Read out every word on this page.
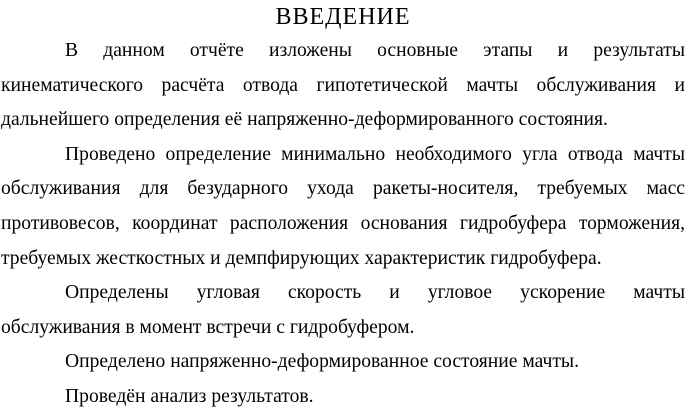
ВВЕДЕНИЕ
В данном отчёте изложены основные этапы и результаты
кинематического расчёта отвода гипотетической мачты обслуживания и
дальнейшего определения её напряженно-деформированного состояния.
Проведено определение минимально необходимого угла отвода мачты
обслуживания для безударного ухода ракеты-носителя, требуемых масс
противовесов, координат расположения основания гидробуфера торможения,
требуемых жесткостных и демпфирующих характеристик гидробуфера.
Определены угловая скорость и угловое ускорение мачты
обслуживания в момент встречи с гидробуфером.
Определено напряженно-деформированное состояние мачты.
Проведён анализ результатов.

* * * * * * * * *

Without the pictures, copy the material exactly as given.

Read out every word on this page.
ВВЕДЕНИЕ
В данном отчёте изложены основные этапы и результаты
кинематического расчёта отвода гипотетической мачты обслуживания и
дальнейшего определения её напряженно-деформированного состояния.
Проведено определение минимально необходимого угла отвода мачты
обслуживания для безударного ухода ракеты-носителя, требуемых масс
противовесов, координат расположения основания гидробуфера торможения,
требуемых жесткостных и демпфирующих характеристик гидробуфера.
Определены угловая скорость и угловое ускорение мачты
обслуживания в момент встречи с гидробуфером.
Определено напряженно-деформированное состояние мачты.
Проведён анализ результатов.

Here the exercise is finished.